TASK INSTRUCTIONS: Go through the data below. List every line that holds the word "JSON".

Collected data:
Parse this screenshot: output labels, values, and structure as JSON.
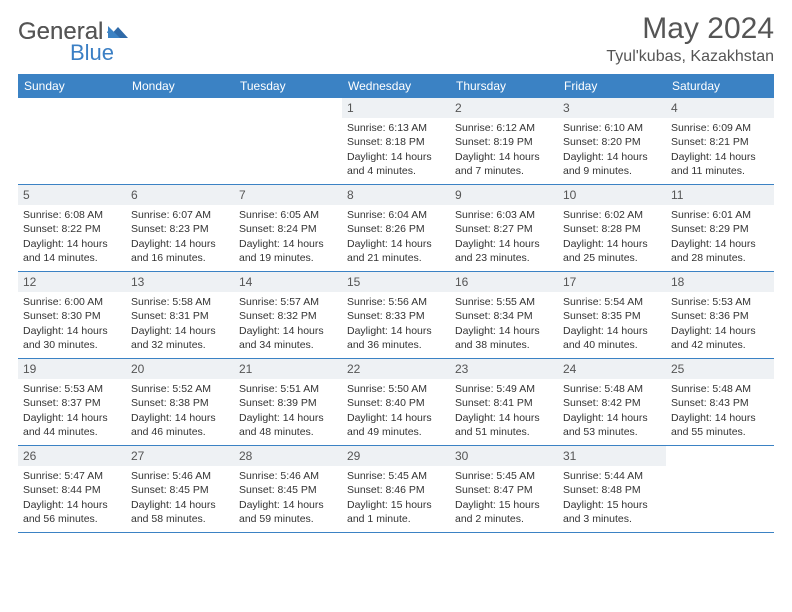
{
  "brand": {
    "part1": "General",
    "part2": "Blue"
  },
  "title": "May 2024",
  "location": "Tyul'kubas, Kazakhstan",
  "colors": {
    "header_bg": "#3b82c4",
    "header_text": "#ffffff",
    "date_bg": "#eef1f4",
    "border": "#3b82c4",
    "body_text": "#333333",
    "title_text": "#555555"
  },
  "day_headers": [
    "Sunday",
    "Monday",
    "Tuesday",
    "Wednesday",
    "Thursday",
    "Friday",
    "Saturday"
  ],
  "weeks": [
    [
      {
        "empty": true
      },
      {
        "empty": true
      },
      {
        "empty": true
      },
      {
        "date": "1",
        "sunrise": "Sunrise: 6:13 AM",
        "sunset": "Sunset: 8:18 PM",
        "daylight": "Daylight: 14 hours and 4 minutes."
      },
      {
        "date": "2",
        "sunrise": "Sunrise: 6:12 AM",
        "sunset": "Sunset: 8:19 PM",
        "daylight": "Daylight: 14 hours and 7 minutes."
      },
      {
        "date": "3",
        "sunrise": "Sunrise: 6:10 AM",
        "sunset": "Sunset: 8:20 PM",
        "daylight": "Daylight: 14 hours and 9 minutes."
      },
      {
        "date": "4",
        "sunrise": "Sunrise: 6:09 AM",
        "sunset": "Sunset: 8:21 PM",
        "daylight": "Daylight: 14 hours and 11 minutes."
      }
    ],
    [
      {
        "date": "5",
        "sunrise": "Sunrise: 6:08 AM",
        "sunset": "Sunset: 8:22 PM",
        "daylight": "Daylight: 14 hours and 14 minutes."
      },
      {
        "date": "6",
        "sunrise": "Sunrise: 6:07 AM",
        "sunset": "Sunset: 8:23 PM",
        "daylight": "Daylight: 14 hours and 16 minutes."
      },
      {
        "date": "7",
        "sunrise": "Sunrise: 6:05 AM",
        "sunset": "Sunset: 8:24 PM",
        "daylight": "Daylight: 14 hours and 19 minutes."
      },
      {
        "date": "8",
        "sunrise": "Sunrise: 6:04 AM",
        "sunset": "Sunset: 8:26 PM",
        "daylight": "Daylight: 14 hours and 21 minutes."
      },
      {
        "date": "9",
        "sunrise": "Sunrise: 6:03 AM",
        "sunset": "Sunset: 8:27 PM",
        "daylight": "Daylight: 14 hours and 23 minutes."
      },
      {
        "date": "10",
        "sunrise": "Sunrise: 6:02 AM",
        "sunset": "Sunset: 8:28 PM",
        "daylight": "Daylight: 14 hours and 25 minutes."
      },
      {
        "date": "11",
        "sunrise": "Sunrise: 6:01 AM",
        "sunset": "Sunset: 8:29 PM",
        "daylight": "Daylight: 14 hours and 28 minutes."
      }
    ],
    [
      {
        "date": "12",
        "sunrise": "Sunrise: 6:00 AM",
        "sunset": "Sunset: 8:30 PM",
        "daylight": "Daylight: 14 hours and 30 minutes."
      },
      {
        "date": "13",
        "sunrise": "Sunrise: 5:58 AM",
        "sunset": "Sunset: 8:31 PM",
        "daylight": "Daylight: 14 hours and 32 minutes."
      },
      {
        "date": "14",
        "sunrise": "Sunrise: 5:57 AM",
        "sunset": "Sunset: 8:32 PM",
        "daylight": "Daylight: 14 hours and 34 minutes."
      },
      {
        "date": "15",
        "sunrise": "Sunrise: 5:56 AM",
        "sunset": "Sunset: 8:33 PM",
        "daylight": "Daylight: 14 hours and 36 minutes."
      },
      {
        "date": "16",
        "sunrise": "Sunrise: 5:55 AM",
        "sunset": "Sunset: 8:34 PM",
        "daylight": "Daylight: 14 hours and 38 minutes."
      },
      {
        "date": "17",
        "sunrise": "Sunrise: 5:54 AM",
        "sunset": "Sunset: 8:35 PM",
        "daylight": "Daylight: 14 hours and 40 minutes."
      },
      {
        "date": "18",
        "sunrise": "Sunrise: 5:53 AM",
        "sunset": "Sunset: 8:36 PM",
        "daylight": "Daylight: 14 hours and 42 minutes."
      }
    ],
    [
      {
        "date": "19",
        "sunrise": "Sunrise: 5:53 AM",
        "sunset": "Sunset: 8:37 PM",
        "daylight": "Daylight: 14 hours and 44 minutes."
      },
      {
        "date": "20",
        "sunrise": "Sunrise: 5:52 AM",
        "sunset": "Sunset: 8:38 PM",
        "daylight": "Daylight: 14 hours and 46 minutes."
      },
      {
        "date": "21",
        "sunrise": "Sunrise: 5:51 AM",
        "sunset": "Sunset: 8:39 PM",
        "daylight": "Daylight: 14 hours and 48 minutes."
      },
      {
        "date": "22",
        "sunrise": "Sunrise: 5:50 AM",
        "sunset": "Sunset: 8:40 PM",
        "daylight": "Daylight: 14 hours and 49 minutes."
      },
      {
        "date": "23",
        "sunrise": "Sunrise: 5:49 AM",
        "sunset": "Sunset: 8:41 PM",
        "daylight": "Daylight: 14 hours and 51 minutes."
      },
      {
        "date": "24",
        "sunrise": "Sunrise: 5:48 AM",
        "sunset": "Sunset: 8:42 PM",
        "daylight": "Daylight: 14 hours and 53 minutes."
      },
      {
        "date": "25",
        "sunrise": "Sunrise: 5:48 AM",
        "sunset": "Sunset: 8:43 PM",
        "daylight": "Daylight: 14 hours and 55 minutes."
      }
    ],
    [
      {
        "date": "26",
        "sunrise": "Sunrise: 5:47 AM",
        "sunset": "Sunset: 8:44 PM",
        "daylight": "Daylight: 14 hours and 56 minutes."
      },
      {
        "date": "27",
        "sunrise": "Sunrise: 5:46 AM",
        "sunset": "Sunset: 8:45 PM",
        "daylight": "Daylight: 14 hours and 58 minutes."
      },
      {
        "date": "28",
        "sunrise": "Sunrise: 5:46 AM",
        "sunset": "Sunset: 8:45 PM",
        "daylight": "Daylight: 14 hours and 59 minutes."
      },
      {
        "date": "29",
        "sunrise": "Sunrise: 5:45 AM",
        "sunset": "Sunset: 8:46 PM",
        "daylight": "Daylight: 15 hours and 1 minute."
      },
      {
        "date": "30",
        "sunrise": "Sunrise: 5:45 AM",
        "sunset": "Sunset: 8:47 PM",
        "daylight": "Daylight: 15 hours and 2 minutes."
      },
      {
        "date": "31",
        "sunrise": "Sunrise: 5:44 AM",
        "sunset": "Sunset: 8:48 PM",
        "daylight": "Daylight: 15 hours and 3 minutes."
      },
      {
        "empty": true
      }
    ]
  ]
}
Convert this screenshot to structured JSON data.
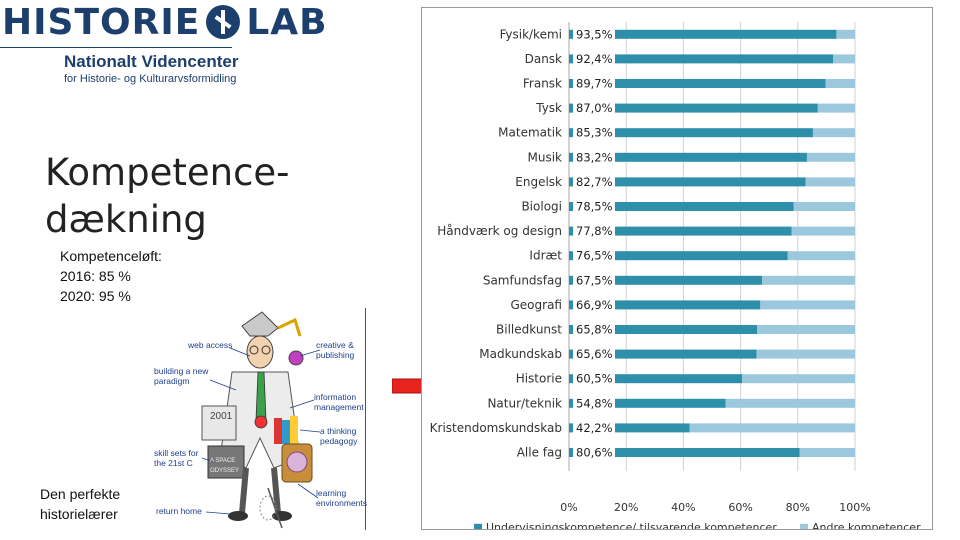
{
  "logo": {
    "word_left": "HISTORIE",
    "word_right": "LAB",
    "line2": "Nationalt Videncenter",
    "line3": "for Historie- og Kulturarvsformidling"
  },
  "title": {
    "line1": "Kompetence-",
    "line2": "dækning"
  },
  "subtitle": {
    "line1": "Kompetenceløft:",
    "line2": "2016: 85 %",
    "line3": "2020: 95 %"
  },
  "illustration": {
    "labels": [
      "web access",
      "creative & publishing",
      "building a new paradigm",
      "information management",
      "a thinking pedagogy",
      "skill sets for the 21st C",
      "return home",
      "learning environments",
      "2001",
      "A SPACE ODYSSEY"
    ]
  },
  "caption": {
    "line1": "Den perfekte",
    "line2": "historielærer"
  },
  "colors": {
    "series1": "#2e8fab",
    "series2": "#9bc8dc",
    "arrow": "#e8231e",
    "label_bg": "#ffffff"
  },
  "chart_data": {
    "type": "bar",
    "orientation": "horizontal",
    "stacked": true,
    "categories": [
      "Fysik/kemi",
      "Dansk",
      "Fransk",
      "Tysk",
      "Matematik",
      "Musik",
      "Engelsk",
      "Biologi",
      "Håndværk og design",
      "Idræt",
      "Samfundsfag",
      "Geografi",
      "Billedkunst",
      "Madkundskab",
      "Historie",
      "Natur/teknik",
      "Kristendomskundskab",
      "Alle fag"
    ],
    "value_labels": [
      "93,5%",
      "92,4%",
      "89,7%",
      "87,0%",
      "85,3%",
      "83,2%",
      "82,7%",
      "78,5%",
      "77,8%",
      "76,5%",
      "67,5%",
      "66,9%",
      "65,8%",
      "65,6%",
      "60,5%",
      "54,8%",
      "42,2%",
      "80,6%"
    ],
    "series": [
      {
        "name": "Undervisningskompetence/ tilsvarende kompetencer",
        "values": [
          93.5,
          92.4,
          89.7,
          87.0,
          85.3,
          83.2,
          82.7,
          78.5,
          77.8,
          76.5,
          67.5,
          66.9,
          65.8,
          65.6,
          60.5,
          54.8,
          42.2,
          80.6
        ]
      },
      {
        "name": "Andre kompetencer",
        "values": [
          6.5,
          7.6,
          10.3,
          13.0,
          14.7,
          16.8,
          17.3,
          21.5,
          22.2,
          23.5,
          32.5,
          33.1,
          34.2,
          34.4,
          39.5,
          45.2,
          57.8,
          19.4
        ]
      }
    ],
    "x_ticks": [
      "0%",
      "20%",
      "40%",
      "60%",
      "80%",
      "100%"
    ],
    "xlim": [
      0,
      100
    ],
    "grid": true,
    "legend": "bottom"
  }
}
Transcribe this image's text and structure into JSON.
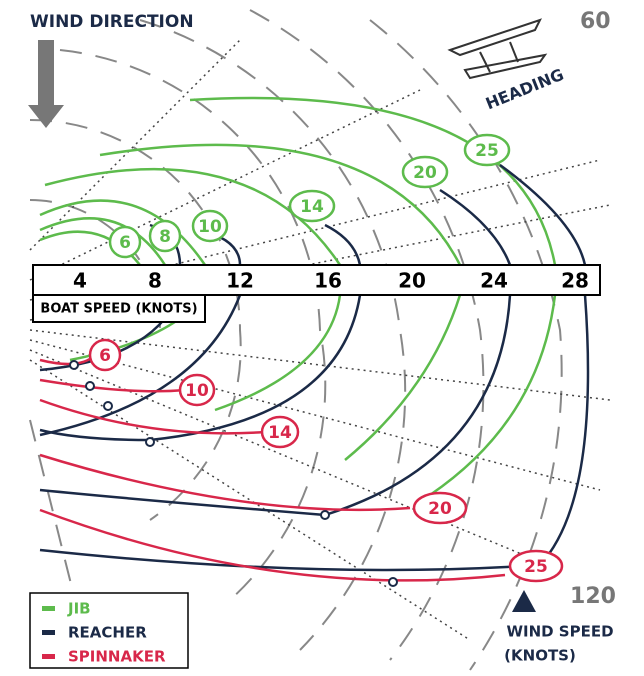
{
  "header": {
    "title": "WIND DIRECTION",
    "heading_label": "HEADING",
    "angle_top": "60",
    "angle_bottom": "120"
  },
  "speed_axis": {
    "title": "BOAT SPEED (KNOTS)",
    "ticks": [
      "4",
      "8",
      "12",
      "16",
      "20",
      "24",
      "28"
    ]
  },
  "jib_labels": [
    "6",
    "8",
    "10",
    "14",
    "20",
    "25"
  ],
  "spinnaker_labels": [
    "6",
    "10",
    "14",
    "20",
    "25"
  ],
  "wind_speed": {
    "line1": "WIND SPEED",
    "line2": "(KNOTS)"
  },
  "legend": [
    "JIB",
    "REACHER",
    "SPINNAKER"
  ]
}
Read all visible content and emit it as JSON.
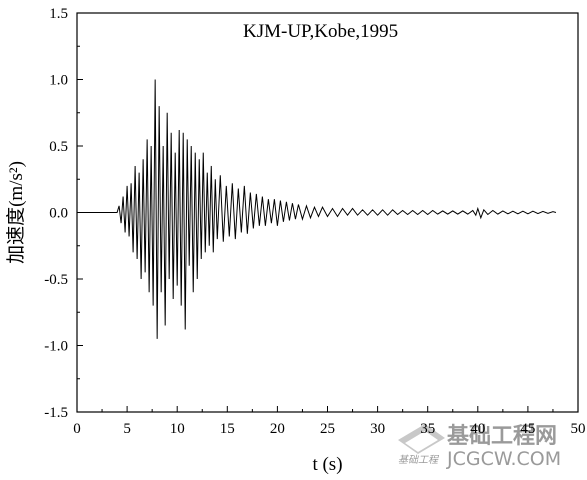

OUTPUT OF THE EXERCISE:
Parse this screenshot: output labels, values, and structure as JSON.
Convert this screenshot to structured JSON data.
Transcribe this image's text and structure into JSON.
Read all visible content and emit it as JSON.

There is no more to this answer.